-- BEGIN Material supplied --

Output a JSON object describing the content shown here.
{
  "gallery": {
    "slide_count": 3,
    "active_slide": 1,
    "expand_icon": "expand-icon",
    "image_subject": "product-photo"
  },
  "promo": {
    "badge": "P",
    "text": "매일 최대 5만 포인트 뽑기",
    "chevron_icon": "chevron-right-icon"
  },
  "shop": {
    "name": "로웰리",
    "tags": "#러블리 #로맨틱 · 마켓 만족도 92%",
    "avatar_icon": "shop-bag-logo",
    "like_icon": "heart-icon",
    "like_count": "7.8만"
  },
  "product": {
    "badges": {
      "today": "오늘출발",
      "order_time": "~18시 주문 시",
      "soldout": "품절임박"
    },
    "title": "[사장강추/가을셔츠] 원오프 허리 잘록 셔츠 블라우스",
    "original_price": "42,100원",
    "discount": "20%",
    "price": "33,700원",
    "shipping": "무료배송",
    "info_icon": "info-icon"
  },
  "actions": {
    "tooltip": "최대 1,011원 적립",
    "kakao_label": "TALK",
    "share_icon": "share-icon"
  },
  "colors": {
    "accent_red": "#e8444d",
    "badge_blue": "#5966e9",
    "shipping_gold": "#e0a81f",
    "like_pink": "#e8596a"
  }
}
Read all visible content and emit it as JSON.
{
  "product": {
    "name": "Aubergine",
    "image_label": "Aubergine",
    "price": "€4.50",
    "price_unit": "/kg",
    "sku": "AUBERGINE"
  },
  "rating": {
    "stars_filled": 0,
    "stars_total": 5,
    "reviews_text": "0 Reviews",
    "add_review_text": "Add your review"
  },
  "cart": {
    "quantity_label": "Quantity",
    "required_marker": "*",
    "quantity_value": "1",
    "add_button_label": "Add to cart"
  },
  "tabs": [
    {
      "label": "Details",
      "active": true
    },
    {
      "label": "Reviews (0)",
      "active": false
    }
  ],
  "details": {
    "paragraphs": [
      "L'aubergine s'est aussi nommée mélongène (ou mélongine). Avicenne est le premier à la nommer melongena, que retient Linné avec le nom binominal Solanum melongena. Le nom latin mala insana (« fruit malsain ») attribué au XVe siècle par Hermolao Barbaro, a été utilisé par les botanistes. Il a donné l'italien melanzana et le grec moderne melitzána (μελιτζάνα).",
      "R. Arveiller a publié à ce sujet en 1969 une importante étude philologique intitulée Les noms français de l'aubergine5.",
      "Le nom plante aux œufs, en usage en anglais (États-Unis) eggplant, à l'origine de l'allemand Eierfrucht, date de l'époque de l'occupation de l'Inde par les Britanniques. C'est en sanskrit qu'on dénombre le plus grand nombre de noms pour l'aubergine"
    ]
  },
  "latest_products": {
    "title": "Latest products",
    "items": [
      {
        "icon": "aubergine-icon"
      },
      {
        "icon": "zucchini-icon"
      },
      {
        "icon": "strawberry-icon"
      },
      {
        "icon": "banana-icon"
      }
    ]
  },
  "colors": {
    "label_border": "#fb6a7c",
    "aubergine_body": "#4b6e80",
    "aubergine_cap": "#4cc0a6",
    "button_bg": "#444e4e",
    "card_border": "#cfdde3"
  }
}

-- END Material supplied --

◆ Written task ◆
Isolate the lines above that contain the word "content" and copy them.

◆ Result ◆
Output a JSON object describing the content shown here.
Read all visible content and emit it as JSON.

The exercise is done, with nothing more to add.